=== Source data ===
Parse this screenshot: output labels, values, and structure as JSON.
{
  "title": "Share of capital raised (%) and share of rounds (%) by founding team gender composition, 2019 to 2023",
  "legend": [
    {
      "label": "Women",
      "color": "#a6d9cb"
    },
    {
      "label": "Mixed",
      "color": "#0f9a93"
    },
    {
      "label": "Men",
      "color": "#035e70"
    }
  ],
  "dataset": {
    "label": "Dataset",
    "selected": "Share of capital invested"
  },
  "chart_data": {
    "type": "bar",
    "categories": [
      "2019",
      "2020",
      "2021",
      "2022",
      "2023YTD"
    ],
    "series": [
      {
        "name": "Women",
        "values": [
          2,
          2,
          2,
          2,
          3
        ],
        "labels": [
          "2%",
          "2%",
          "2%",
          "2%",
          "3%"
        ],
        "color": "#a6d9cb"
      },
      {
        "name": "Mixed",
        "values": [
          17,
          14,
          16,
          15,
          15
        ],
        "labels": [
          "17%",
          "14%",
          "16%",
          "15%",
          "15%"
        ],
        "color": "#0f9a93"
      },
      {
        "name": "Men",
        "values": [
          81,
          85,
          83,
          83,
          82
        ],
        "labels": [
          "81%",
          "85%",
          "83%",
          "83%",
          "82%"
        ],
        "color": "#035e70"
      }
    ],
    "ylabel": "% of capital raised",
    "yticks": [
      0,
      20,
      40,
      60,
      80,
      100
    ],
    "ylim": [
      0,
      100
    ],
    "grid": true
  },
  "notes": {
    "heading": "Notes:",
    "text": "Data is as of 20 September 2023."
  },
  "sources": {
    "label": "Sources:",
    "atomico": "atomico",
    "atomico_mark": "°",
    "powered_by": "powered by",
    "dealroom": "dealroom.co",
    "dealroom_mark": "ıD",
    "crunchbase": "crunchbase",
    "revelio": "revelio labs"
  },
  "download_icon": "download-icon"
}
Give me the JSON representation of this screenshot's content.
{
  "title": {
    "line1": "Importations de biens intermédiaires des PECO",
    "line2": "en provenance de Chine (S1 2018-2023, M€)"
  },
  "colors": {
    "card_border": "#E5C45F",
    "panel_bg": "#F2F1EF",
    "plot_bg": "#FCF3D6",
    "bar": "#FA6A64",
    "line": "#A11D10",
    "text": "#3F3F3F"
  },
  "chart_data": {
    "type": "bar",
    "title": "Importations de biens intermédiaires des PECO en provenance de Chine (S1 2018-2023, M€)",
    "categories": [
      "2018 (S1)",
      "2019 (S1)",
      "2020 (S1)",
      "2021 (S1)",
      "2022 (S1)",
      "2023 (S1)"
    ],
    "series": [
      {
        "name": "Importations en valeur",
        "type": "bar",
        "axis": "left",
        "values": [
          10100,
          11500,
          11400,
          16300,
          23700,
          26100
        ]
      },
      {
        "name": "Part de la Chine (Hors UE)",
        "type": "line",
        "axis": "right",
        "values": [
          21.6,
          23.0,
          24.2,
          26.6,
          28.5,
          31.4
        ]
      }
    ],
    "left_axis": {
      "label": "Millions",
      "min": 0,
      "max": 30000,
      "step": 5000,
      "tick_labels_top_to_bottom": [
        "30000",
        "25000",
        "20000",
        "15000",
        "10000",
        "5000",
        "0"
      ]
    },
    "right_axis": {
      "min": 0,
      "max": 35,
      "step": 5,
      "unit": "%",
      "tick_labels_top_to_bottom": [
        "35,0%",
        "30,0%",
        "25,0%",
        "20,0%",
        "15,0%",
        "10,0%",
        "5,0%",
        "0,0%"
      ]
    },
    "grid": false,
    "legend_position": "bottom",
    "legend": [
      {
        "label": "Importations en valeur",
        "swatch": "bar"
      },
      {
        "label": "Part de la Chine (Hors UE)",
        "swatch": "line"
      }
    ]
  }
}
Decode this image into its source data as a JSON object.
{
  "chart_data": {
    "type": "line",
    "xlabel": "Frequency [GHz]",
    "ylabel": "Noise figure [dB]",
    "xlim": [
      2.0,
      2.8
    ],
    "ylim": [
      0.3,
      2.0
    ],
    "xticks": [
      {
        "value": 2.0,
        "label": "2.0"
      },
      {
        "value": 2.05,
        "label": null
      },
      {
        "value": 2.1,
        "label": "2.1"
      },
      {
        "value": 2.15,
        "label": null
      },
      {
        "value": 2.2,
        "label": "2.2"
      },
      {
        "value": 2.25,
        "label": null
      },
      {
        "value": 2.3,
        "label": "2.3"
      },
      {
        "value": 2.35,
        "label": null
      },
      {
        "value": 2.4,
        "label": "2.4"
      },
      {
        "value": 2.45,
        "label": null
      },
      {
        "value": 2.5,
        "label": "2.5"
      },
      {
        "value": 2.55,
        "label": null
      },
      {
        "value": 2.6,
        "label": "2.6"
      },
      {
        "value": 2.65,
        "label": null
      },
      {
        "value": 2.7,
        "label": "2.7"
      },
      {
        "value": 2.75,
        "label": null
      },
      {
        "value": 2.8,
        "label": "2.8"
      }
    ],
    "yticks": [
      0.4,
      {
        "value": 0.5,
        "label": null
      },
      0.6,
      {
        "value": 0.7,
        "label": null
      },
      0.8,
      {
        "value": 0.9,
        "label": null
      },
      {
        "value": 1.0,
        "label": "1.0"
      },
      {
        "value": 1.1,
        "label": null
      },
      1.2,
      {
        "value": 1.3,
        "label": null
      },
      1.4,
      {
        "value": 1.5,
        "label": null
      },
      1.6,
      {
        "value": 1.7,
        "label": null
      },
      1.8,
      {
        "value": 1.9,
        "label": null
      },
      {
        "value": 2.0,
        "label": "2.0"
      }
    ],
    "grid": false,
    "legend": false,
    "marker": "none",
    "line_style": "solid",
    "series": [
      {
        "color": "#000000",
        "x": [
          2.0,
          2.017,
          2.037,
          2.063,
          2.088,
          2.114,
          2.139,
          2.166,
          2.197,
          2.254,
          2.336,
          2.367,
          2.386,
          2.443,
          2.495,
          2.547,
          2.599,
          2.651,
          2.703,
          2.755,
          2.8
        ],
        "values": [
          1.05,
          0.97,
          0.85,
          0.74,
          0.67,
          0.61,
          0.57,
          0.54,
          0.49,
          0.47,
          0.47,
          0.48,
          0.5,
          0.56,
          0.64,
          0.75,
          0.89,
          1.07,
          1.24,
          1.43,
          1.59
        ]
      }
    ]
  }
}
===
• What needs to be done: Return all the data exactly as given.

• Written response:
Parse this screenshot: output labels, values, and structure as JSON.
{
  "title": "Share of capital raised (%) and share of rounds (%) by founding team gender composition, 2019 to 2023",
  "legend": [
    {
      "label": "Women",
      "color": "#a6d9cb"
    },
    {
      "label": "Mixed",
      "color": "#0f9a93"
    },
    {
      "label": "Men",
      "color": "#035e70"
    }
  ],
  "dataset": {
    "label": "Dataset",
    "selected": "Share of capital invested"
  },
  "chart_data": {
    "type": "bar",
    "categories": [
      "2019",
      "2020",
      "2021",
      "2022",
      "2023YTD"
    ],
    "series": [
      {
        "name": "Women",
        "values": [
          2,
          2,
          2,
          2,
          3
        ],
        "labels": [
          "2%",
          "2%",
          "2%",
          "2%",
          "3%"
        ],
        "color": "#a6d9cb"
      },
      {
        "name": "Mixed",
        "values": [
          17,
          14,
          16,
          15,
          15
        ],
        "labels": [
          "17%",
          "14%",
          "16%",
          "15%",
          "15%"
        ],
        "color": "#0f9a93"
      },
      {
        "name": "Men",
        "values": [
          81,
          85,
          83,
          83,
          82
        ],
        "labels": [
          "81%",
          "85%",
          "83%",
          "83%",
          "82%"
        ],
        "color": "#035e70"
      }
    ],
    "ylabel": "% of capital raised",
    "yticks": [
      0,
      20,
      40,
      60,
      80,
      100
    ],
    "ylim": [
      0,
      100
    ],
    "grid": true
  },
  "notes": {
    "heading": "Notes:",
    "text": "Data is as of 20 September 2023."
  },
  "sources": {
    "label": "Sources:",
    "atomico": "atomico",
    "atomico_mark": "°",
    "powered_by": "powered by",
    "dealroom": "dealroom.co",
    "dealroom_mark": "ıD",
    "crunchbase": "crunchbase",
    "revelio": "revelio labs"
  },
  "download_icon": "download-icon"
}
Give me the JSON representation of this screenshot's content.
{
  "title": {
    "line1": "Importations de biens intermédiaires des PECO",
    "line2": "en provenance de Chine (S1 2018-2023, M€)"
  },
  "colors": {
    "card_border": "#E5C45F",
    "panel_bg": "#F2F1EF",
    "plot_bg": "#FCF3D6",
    "bar": "#FA6A64",
    "line": "#A11D10",
    "text": "#3F3F3F"
  },
  "chart_data": {
    "type": "bar",
    "title": "Importations de biens intermédiaires des PECO en provenance de Chine (S1 2018-2023, M€)",
    "categories": [
      "2018 (S1)",
      "2019 (S1)",
      "2020 (S1)",
      "2021 (S1)",
      "2022 (S1)",
      "2023 (S1)"
    ],
    "series": [
      {
        "name": "Importations en valeur",
        "type": "bar",
        "axis": "left",
        "values": [
          10100,
          11500,
          11400,
          16300,
          23700,
          26100
        ]
      },
      {
        "name": "Part de la Chine (Hors UE)",
        "type": "line",
        "axis": "right",
        "values": [
          21.6,
          23.0,
          24.2,
          26.6,
          28.5,
          31.4
        ]
      }
    ],
    "left_axis": {
      "label": "Millions",
      "min": 0,
      "max": 30000,
      "step": 5000,
      "tick_labels_top_to_bottom": [
        "30000",
        "25000",
        "20000",
        "15000",
        "10000",
        "5000",
        "0"
      ]
    },
    "right_axis": {
      "min": 0,
      "max": 35,
      "step": 5,
      "unit": "%",
      "tick_labels_top_to_bottom": [
        "35,0%",
        "30,0%",
        "25,0%",
        "20,0%",
        "15,0%",
        "10,0%",
        "5,0%",
        "0,0%"
      ]
    },
    "grid": false,
    "legend_position": "bottom",
    "legend": [
      {
        "label": "Importations en valeur",
        "swatch": "bar"
      },
      {
        "label": "Part de la Chine (Hors UE)",
        "swatch": "line"
      }
    ]
  }
}
Decode this image into its source data as a JSON object.
{
  "chart_data": {
    "type": "line",
    "xlabel": "Frequency [GHz]",
    "ylabel": "Noise figure [dB]",
    "xlim": [
      2.0,
      2.8
    ],
    "ylim": [
      0.3,
      2.0
    ],
    "xticks": [
      {
        "value": 2.0,
        "label": "2.0"
      },
      {
        "value": 2.05,
        "label": null
      },
      {
        "value": 2.1,
        "label": "2.1"
      },
      {
        "value": 2.15,
        "label": null
      },
      {
        "value": 2.2,
        "label": "2.2"
      },
      {
        "value": 2.25,
        "label": null
      },
      {
        "value": 2.3,
        "label": "2.3"
      },
      {
        "value": 2.35,
        "label": null
      },
      {
        "value": 2.4,
        "label": "2.4"
      },
      {
        "value": 2.45,
        "label": null
      },
      {
        "value": 2.5,
        "label": "2.5"
      },
      {
        "value": 2.55,
        "label": null
      },
      {
        "value": 2.6,
        "label": "2.6"
      },
      {
        "value": 2.65,
        "label": null
      },
      {
        "value": 2.7,
        "label": "2.7"
      },
      {
        "value": 2.75,
        "label": null
      },
      {
        "value": 2.8,
        "label": "2.8"
      }
    ],
    "yticks": [
      0.4,
      {
        "value": 0.5,
        "label": null
      },
      0.6,
      {
        "value": 0.7,
        "label": null
      },
      0.8,
      {
        "value": 0.9,
        "label": null
      },
      {
        "value": 1.0,
        "label": "1.0"
      },
      {
        "value": 1.1,
        "label": null
      },
      1.2,
      {
        "value": 1.3,
        "label": null
      },
      1.4,
      {
        "value": 1.5,
        "label": null
      },
      1.6,
      {
        "value": 1.7,
        "label": null
      },
      1.8,
      {
        "value": 1.9,
        "label": null
      },
      {
        "value": 2.0,
        "label": "2.0"
      }
    ],
    "grid": false,
    "legend": false,
    "marker": "none",
    "line_style": "solid",
    "series": [
      {
        "color": "#000000",
        "x": [
          2.0,
          2.017,
          2.037,
          2.063,
          2.088,
          2.114,
          2.139,
          2.166,
          2.197,
          2.254,
          2.336,
          2.367,
          2.386,
          2.443,
          2.495,
          2.547,
          2.599,
          2.651,
          2.703,
          2.755,
          2.8
        ],
        "values": [
          1.05,
          0.97,
          0.85,
          0.74,
          0.67,
          0.61,
          0.57,
          0.54,
          0.49,
          0.47,
          0.47,
          0.48,
          0.5,
          0.56,
          0.64,
          0.75,
          0.89,
          1.07,
          1.24,
          1.43,
          1.59
        ]
      }
    ]
  }
}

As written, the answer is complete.